----- Extracted information -----
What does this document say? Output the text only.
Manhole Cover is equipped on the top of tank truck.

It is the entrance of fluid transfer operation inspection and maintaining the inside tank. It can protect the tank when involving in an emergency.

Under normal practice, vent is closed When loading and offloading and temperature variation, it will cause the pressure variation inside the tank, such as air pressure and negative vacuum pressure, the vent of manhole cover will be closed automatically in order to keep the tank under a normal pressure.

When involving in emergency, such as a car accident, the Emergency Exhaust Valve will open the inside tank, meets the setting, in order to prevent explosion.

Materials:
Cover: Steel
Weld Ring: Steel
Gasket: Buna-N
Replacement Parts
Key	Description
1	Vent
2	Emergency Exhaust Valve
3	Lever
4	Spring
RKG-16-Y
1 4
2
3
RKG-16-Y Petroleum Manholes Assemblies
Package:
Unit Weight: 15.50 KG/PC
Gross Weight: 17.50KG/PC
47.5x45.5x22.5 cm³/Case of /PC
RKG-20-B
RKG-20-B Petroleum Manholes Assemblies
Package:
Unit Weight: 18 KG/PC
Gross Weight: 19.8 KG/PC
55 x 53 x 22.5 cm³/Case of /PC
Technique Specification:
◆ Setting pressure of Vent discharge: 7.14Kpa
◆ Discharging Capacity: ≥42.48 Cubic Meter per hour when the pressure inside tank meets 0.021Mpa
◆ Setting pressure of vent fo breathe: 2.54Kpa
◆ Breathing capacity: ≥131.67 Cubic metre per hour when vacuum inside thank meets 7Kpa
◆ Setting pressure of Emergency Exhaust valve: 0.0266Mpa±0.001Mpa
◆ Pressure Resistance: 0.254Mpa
-----
◆ Task directions
Collect every line from the records above that contains the word "inside".

◆ Problem solution
It is the entrance of fluid transfer operation inspection and maintaining the inside tank. It can protect the tank when involving in an emergency.
Under normal practice, vent is closed When loading and offloading and temperature variation, it will cause the pressure variation inside the tank, such as air pressure and negative vacuum pressure, the vent of manhole cover will be closed automatically in order to keep the tank under a normal pressure.
When involving in emergency, such as a car accident, the Emergency Exhaust Valve will open the inside tank, meets the setting, in order to prevent explosion.
◆ Discharging Capacity: ≥42.48 Cubic Meter per hour when the pressure inside tank meets 0.021Mpa
◆ Breathing capacity: ≥131.67 Cubic metre per hour when vacuum inside thank meets 7Kpa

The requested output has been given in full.